* [What you need to do] Count the lines containing "screenshot". Give the number alone.

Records
■ ■ ■ ■ ■ ■ ■
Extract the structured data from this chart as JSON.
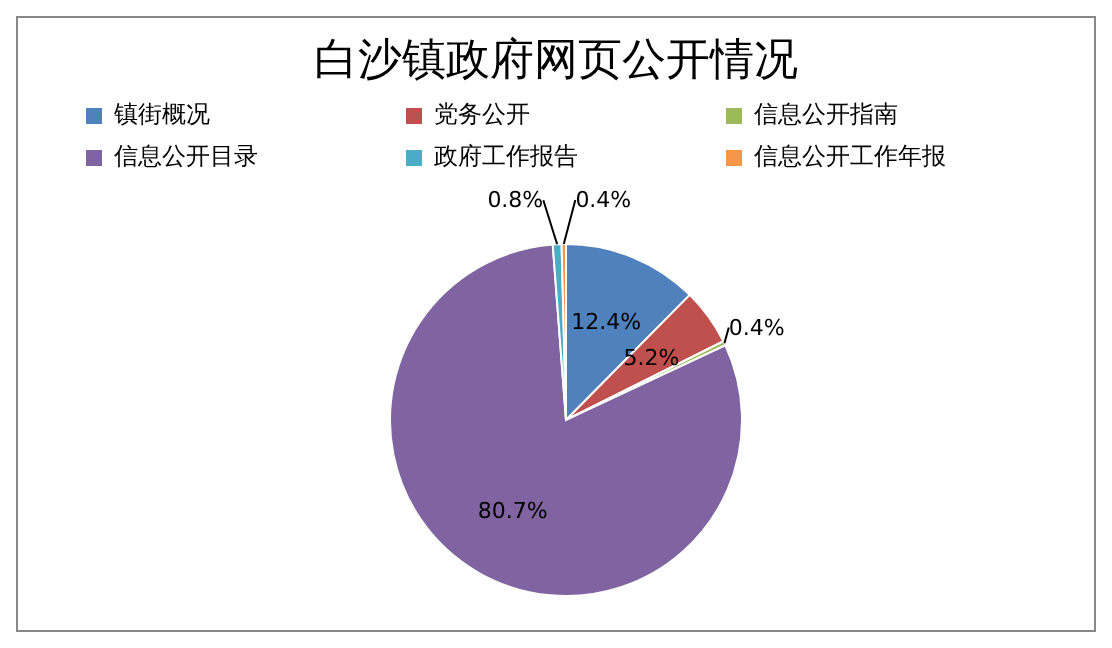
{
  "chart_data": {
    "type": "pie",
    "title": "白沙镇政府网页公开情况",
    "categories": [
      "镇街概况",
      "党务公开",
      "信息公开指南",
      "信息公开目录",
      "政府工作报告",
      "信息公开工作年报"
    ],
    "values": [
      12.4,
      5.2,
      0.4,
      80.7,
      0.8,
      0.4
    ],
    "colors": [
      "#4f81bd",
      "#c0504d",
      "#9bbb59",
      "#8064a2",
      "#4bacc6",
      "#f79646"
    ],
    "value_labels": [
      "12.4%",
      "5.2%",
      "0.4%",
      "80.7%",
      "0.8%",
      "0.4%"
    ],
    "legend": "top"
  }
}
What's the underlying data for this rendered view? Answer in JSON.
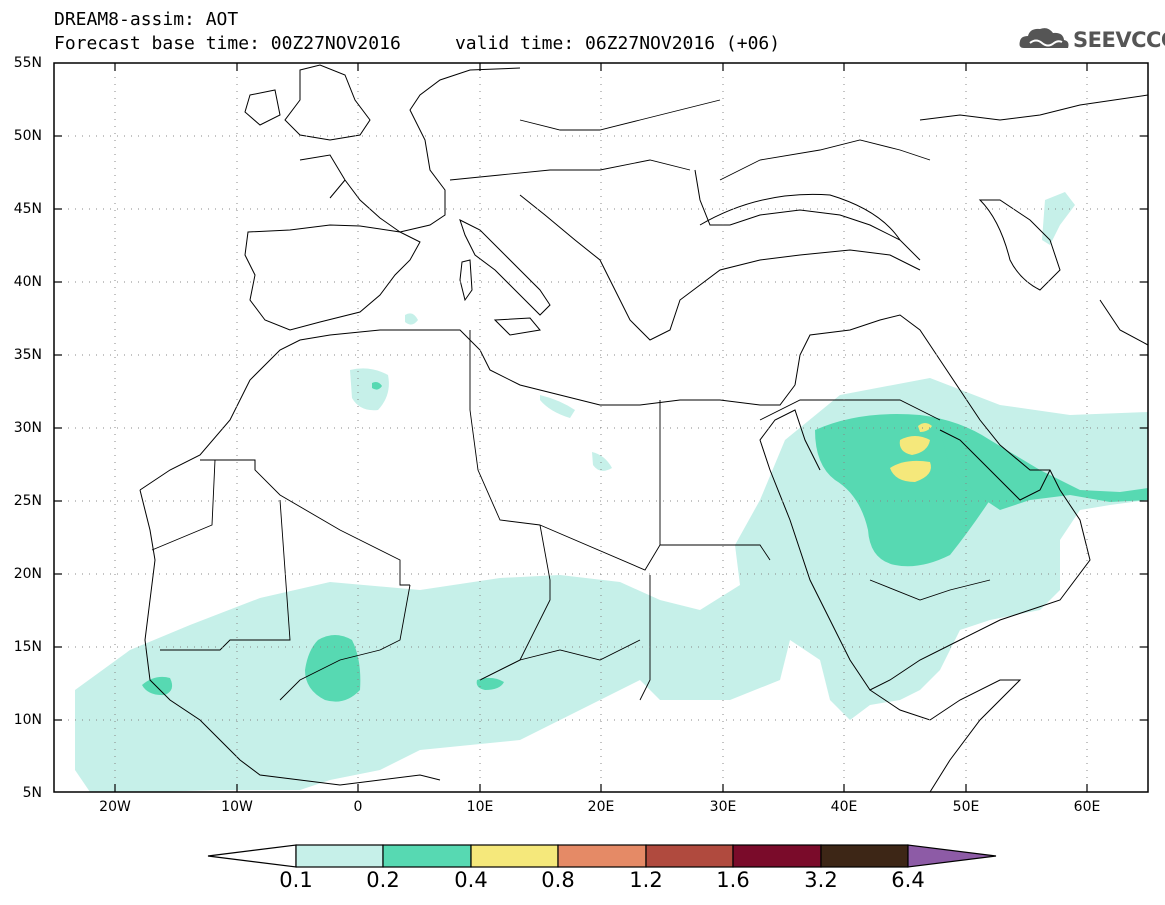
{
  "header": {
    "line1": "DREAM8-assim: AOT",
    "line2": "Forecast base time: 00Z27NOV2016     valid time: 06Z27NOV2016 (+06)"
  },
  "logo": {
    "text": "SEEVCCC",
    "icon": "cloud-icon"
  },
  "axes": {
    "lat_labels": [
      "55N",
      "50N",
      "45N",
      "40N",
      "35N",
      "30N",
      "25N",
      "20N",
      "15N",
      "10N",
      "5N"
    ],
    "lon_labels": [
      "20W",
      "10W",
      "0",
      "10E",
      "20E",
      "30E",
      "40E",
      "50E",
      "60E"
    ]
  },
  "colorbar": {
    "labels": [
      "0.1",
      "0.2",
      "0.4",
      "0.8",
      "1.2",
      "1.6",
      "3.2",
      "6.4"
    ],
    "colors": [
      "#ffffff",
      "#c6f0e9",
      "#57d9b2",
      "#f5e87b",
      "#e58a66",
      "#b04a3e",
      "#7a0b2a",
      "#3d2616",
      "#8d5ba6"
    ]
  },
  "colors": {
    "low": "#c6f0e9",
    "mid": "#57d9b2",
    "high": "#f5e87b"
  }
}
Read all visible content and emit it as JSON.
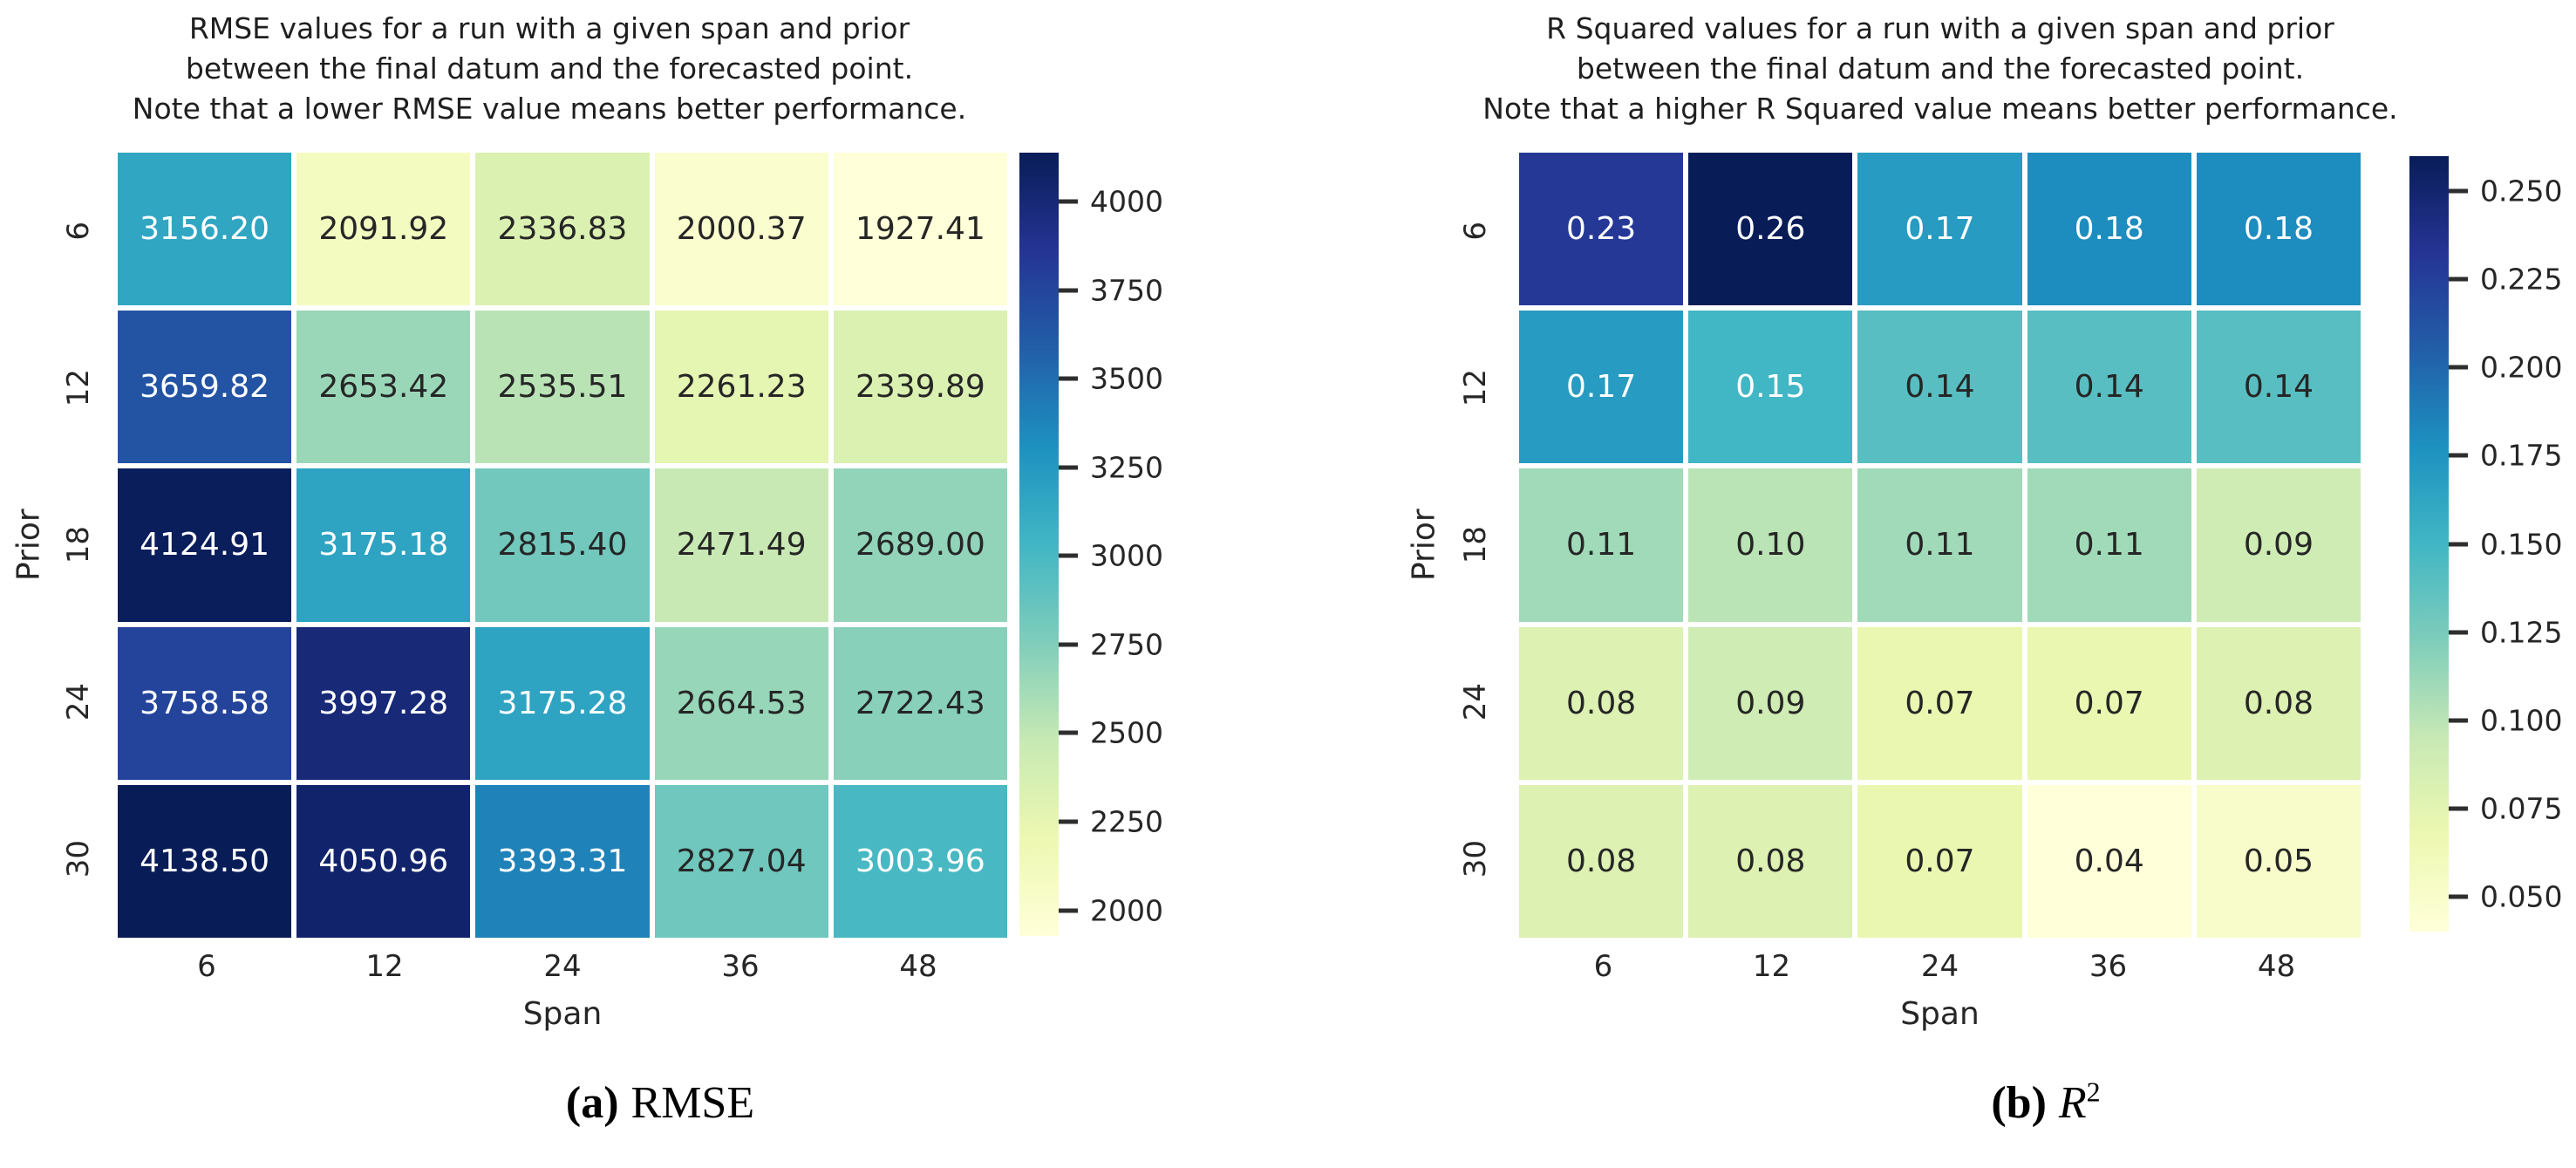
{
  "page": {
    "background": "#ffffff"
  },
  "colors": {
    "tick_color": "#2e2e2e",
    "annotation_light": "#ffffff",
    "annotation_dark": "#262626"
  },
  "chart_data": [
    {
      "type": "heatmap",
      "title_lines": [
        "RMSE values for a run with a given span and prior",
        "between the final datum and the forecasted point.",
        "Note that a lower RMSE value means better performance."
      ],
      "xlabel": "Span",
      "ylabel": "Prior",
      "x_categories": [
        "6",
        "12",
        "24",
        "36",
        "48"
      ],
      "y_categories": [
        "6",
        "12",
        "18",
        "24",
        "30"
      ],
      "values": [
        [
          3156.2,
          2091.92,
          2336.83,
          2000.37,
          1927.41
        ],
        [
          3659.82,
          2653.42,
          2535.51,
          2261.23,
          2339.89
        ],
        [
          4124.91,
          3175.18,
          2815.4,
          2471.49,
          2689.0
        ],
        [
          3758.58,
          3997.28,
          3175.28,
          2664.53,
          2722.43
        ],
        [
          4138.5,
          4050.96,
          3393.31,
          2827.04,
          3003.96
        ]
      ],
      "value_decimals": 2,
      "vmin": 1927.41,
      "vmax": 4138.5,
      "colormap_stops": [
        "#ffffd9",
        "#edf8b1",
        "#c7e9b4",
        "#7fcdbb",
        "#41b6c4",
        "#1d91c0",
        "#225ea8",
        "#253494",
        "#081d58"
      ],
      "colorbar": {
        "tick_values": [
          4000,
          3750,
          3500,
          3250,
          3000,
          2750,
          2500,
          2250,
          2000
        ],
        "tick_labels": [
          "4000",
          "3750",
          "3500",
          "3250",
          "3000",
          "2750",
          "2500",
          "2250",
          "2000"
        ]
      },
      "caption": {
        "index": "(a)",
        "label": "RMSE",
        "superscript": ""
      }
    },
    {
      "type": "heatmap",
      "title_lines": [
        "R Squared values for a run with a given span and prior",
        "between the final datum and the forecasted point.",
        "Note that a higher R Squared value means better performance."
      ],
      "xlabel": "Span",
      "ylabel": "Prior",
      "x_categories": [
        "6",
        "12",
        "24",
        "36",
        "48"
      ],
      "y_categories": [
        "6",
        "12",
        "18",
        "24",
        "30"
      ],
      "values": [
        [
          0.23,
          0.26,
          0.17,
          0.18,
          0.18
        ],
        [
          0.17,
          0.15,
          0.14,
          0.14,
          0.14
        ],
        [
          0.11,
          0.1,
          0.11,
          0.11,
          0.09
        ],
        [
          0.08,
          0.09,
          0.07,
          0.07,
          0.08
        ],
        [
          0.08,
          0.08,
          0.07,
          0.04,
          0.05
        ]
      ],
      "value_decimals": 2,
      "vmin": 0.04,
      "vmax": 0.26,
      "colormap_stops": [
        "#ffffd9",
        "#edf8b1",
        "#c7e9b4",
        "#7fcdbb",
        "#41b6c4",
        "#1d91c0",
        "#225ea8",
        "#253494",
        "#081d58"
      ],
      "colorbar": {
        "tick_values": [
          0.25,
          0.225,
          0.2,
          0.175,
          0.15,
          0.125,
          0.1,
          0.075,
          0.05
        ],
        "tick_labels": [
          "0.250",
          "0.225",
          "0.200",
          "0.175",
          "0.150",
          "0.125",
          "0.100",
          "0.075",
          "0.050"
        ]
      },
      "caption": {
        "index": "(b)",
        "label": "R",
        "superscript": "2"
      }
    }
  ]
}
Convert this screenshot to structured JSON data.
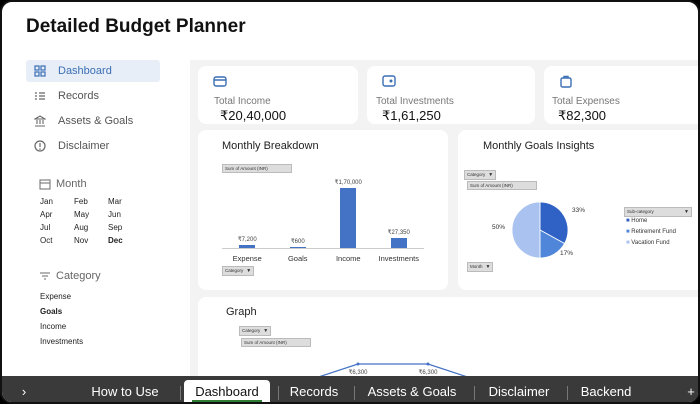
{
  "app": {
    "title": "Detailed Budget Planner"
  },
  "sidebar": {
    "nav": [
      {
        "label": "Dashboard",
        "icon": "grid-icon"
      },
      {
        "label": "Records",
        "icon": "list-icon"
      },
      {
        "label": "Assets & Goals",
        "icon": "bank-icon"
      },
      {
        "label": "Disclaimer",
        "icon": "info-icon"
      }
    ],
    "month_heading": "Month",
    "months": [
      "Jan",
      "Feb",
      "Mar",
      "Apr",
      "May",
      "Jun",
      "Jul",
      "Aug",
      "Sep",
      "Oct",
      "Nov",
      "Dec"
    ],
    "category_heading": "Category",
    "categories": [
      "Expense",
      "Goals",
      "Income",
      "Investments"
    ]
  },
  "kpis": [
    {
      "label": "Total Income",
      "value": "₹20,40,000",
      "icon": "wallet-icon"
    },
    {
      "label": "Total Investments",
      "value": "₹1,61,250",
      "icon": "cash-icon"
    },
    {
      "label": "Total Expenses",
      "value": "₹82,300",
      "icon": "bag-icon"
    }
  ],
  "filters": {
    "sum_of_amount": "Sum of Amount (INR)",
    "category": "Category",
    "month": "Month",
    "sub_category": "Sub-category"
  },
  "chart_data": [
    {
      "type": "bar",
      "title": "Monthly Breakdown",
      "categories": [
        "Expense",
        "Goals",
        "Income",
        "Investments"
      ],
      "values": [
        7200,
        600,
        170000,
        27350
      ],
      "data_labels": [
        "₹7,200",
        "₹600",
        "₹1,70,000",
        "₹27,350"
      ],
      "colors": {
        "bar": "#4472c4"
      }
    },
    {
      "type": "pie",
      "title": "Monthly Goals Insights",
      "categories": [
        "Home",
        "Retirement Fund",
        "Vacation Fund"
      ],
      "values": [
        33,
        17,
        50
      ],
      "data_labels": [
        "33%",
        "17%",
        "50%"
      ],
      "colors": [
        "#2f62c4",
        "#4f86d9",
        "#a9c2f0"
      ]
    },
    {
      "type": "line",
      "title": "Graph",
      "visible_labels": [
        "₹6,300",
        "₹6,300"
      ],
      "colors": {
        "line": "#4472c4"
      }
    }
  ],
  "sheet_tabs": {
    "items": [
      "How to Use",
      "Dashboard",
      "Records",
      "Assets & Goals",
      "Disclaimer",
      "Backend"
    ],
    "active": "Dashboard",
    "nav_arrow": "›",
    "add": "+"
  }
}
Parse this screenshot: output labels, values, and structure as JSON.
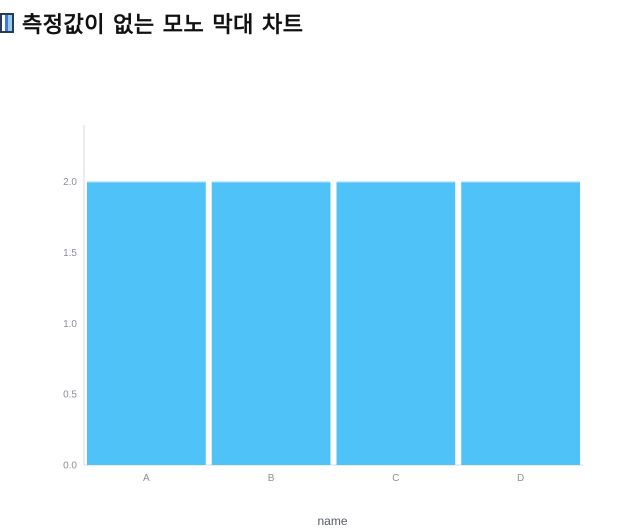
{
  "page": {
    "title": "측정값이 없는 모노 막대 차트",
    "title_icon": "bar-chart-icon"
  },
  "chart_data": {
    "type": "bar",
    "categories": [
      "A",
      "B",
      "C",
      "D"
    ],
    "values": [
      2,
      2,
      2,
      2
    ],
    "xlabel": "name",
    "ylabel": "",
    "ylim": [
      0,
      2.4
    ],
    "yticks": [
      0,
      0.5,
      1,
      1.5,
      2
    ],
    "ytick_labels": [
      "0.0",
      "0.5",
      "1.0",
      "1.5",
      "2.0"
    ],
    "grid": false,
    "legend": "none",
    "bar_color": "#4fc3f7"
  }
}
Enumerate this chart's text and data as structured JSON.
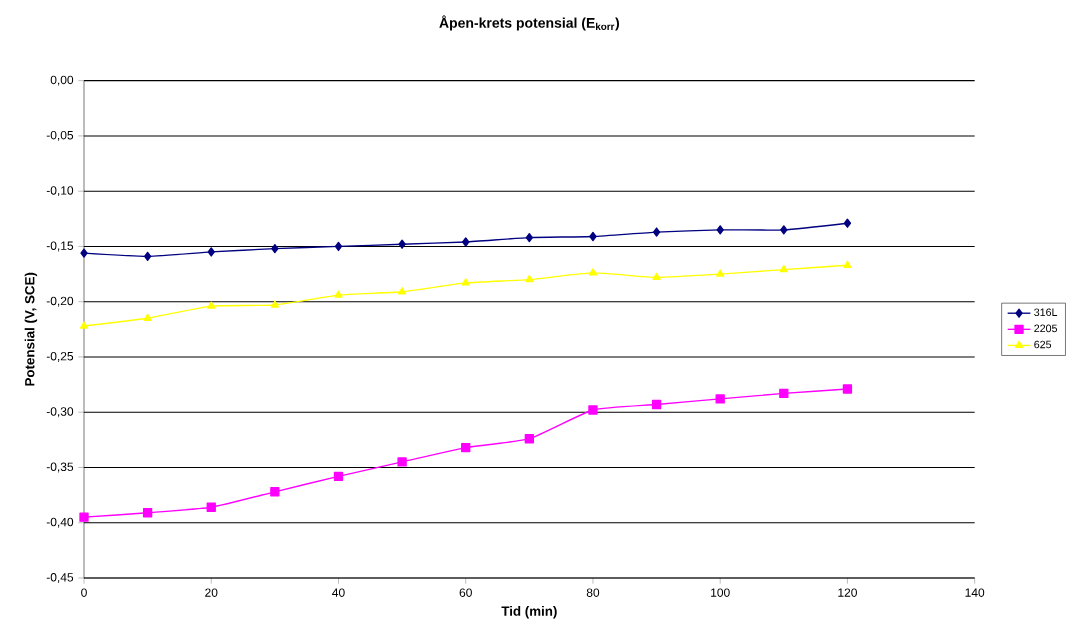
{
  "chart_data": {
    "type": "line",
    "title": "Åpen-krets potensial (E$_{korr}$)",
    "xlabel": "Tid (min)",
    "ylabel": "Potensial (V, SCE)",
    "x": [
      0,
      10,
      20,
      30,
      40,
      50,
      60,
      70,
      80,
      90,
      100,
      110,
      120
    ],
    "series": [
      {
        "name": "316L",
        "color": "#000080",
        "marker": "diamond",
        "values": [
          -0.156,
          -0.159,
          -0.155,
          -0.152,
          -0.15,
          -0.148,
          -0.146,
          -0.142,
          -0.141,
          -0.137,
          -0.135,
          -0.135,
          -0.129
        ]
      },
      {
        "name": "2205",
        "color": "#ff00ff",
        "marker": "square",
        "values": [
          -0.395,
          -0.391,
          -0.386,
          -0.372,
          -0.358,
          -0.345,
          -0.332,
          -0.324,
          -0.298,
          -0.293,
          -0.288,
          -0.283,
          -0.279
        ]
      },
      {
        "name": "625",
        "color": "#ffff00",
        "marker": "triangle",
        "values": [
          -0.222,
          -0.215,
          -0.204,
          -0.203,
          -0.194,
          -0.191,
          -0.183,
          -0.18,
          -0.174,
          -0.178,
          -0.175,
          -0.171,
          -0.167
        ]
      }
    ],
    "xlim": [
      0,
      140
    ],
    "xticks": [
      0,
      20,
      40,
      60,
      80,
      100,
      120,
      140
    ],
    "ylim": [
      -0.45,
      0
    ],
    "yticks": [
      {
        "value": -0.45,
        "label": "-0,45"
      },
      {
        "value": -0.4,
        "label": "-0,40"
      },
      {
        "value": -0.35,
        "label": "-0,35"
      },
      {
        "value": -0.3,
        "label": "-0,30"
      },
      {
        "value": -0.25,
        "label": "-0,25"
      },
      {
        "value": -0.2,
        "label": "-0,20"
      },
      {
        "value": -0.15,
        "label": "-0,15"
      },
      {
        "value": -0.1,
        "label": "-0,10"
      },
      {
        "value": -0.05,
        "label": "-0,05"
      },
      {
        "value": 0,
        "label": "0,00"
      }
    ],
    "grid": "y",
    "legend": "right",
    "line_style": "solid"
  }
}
■ ■ ■ ■ ■ ■ ■
* [Problem solution] 2